◆ **Requirement**
Render each line of the entries below as a Markdown table with the columns No. and Text. Skip blank lines and omit the pictures.

Bounding box annotations:
::::

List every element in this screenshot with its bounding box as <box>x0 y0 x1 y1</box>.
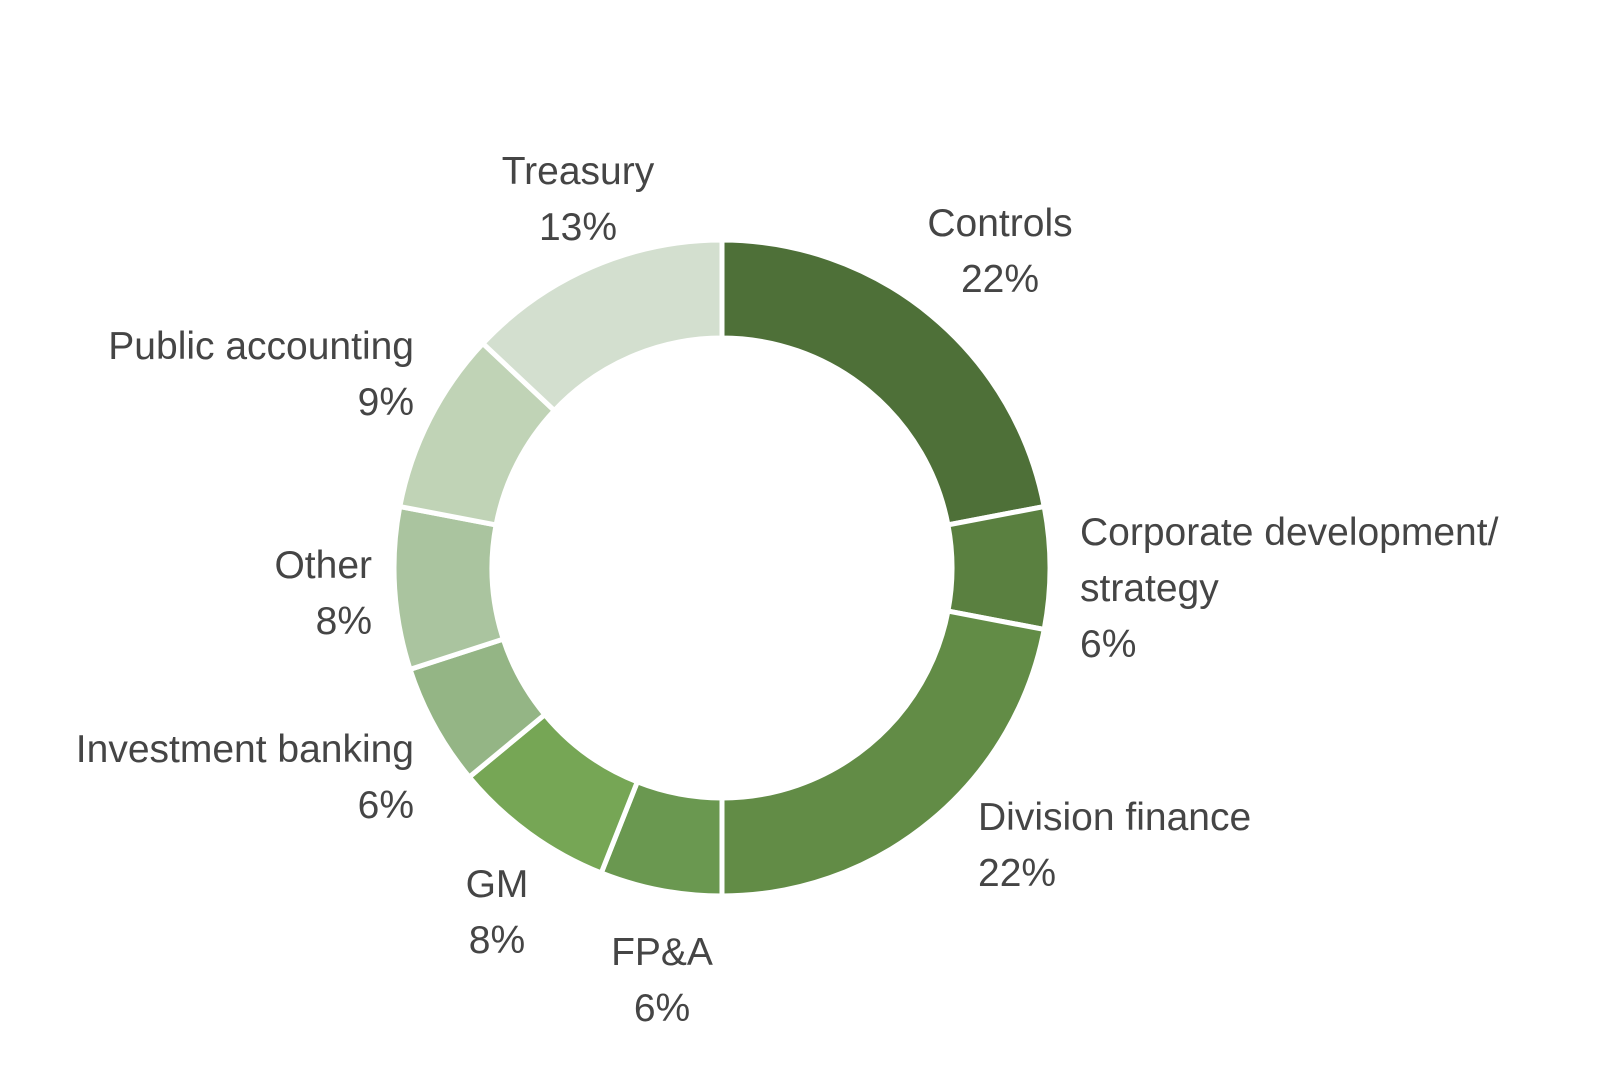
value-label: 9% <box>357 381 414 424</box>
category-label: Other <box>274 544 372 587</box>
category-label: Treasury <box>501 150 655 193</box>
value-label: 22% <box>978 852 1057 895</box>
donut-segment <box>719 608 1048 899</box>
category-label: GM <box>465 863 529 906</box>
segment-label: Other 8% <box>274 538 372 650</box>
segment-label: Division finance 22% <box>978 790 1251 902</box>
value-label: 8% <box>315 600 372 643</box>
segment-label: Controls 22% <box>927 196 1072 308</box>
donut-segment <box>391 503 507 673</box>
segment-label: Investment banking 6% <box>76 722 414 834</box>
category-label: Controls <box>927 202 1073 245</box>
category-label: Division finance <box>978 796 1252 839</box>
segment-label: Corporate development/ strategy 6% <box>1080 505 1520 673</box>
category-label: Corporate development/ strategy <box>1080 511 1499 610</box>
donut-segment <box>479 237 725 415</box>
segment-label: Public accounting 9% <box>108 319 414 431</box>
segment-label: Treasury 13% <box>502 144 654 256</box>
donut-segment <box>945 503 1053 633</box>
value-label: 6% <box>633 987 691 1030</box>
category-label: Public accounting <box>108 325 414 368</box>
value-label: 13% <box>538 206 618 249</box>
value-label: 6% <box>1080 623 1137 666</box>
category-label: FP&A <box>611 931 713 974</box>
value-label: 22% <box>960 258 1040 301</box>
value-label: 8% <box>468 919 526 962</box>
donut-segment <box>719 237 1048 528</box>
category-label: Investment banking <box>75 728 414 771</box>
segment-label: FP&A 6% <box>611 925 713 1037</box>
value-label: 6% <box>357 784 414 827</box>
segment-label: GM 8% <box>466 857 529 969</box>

::::

◆ **Full output**
| No. | Text |
|---|---|
| 1 | List every element in this screenshot with its bounding box as <box>x0 y0 x1 y1</box>. |
| 2 | value-label: 9% <box>357 381 414 424</box> |
| 3 | category-label: Other <box>274 544 372 587</box> |
| 4 | category-label: Treasury <box>501 150 655 193</box> |
| 5 | value-label: 22% <box>978 852 1057 895</box> |
| 6 | donut-segment <box>719 608 1048 899</box> |
| 7 | category-label: GM <box>465 863 529 906</box> |
| 8 | segment-label: Other 8% <box>274 538 372 650</box> |
| 9 | segment-label: Division finance 22% <box>978 790 1251 902</box> |
| 10 | value-label: 8% <box>315 600 372 643</box> |
| 11 | segment-label: Controls 22% <box>927 196 1072 308</box> |
| 12 | donut-segment <box>391 503 507 673</box> |
| 13 | segment-label: Investment banking 6% <box>76 722 414 834</box> |
| 14 | category-label: Controls <box>927 202 1073 245</box> |
| 15 | category-label: Division finance <box>978 796 1252 839</box> |
| 16 | segment-label: Corporate development/ strategy 6% <box>1080 505 1520 673</box> |
| 17 | category-label: Corporate development/ strategy <box>1080 511 1499 610</box> |
| 18 | donut-segment <box>479 237 725 415</box> |
| 19 | segment-label: Public accounting 9% <box>108 319 414 431</box> |
| 20 | segment-label: Treasury 13% <box>502 144 654 256</box> |
| 21 | donut-segment <box>945 503 1053 633</box> |
| 22 | value-label: 6% <box>633 987 691 1030</box> |
| 23 | category-label: Public accounting <box>108 325 414 368</box> |
| 24 | value-label: 13% <box>538 206 618 249</box> |
| 25 | value-label: 6% <box>1080 623 1137 666</box> |
| 26 | category-label: FP&A <box>611 931 713 974</box> |
| 27 | value-label: 22% <box>960 258 1040 301</box> |
| 28 | value-label: 8% <box>468 919 526 962</box> |
| 29 | donut-segment <box>719 237 1048 528</box> |
| 30 | category-label: Investment banking <box>75 728 414 771</box> |
| 31 | segment-label: FP&A 6% <box>611 925 713 1037</box> |
| 32 | value-label: 6% <box>357 784 414 827</box> |
| 33 | segment-label: GM 8% <box>466 857 529 969</box> |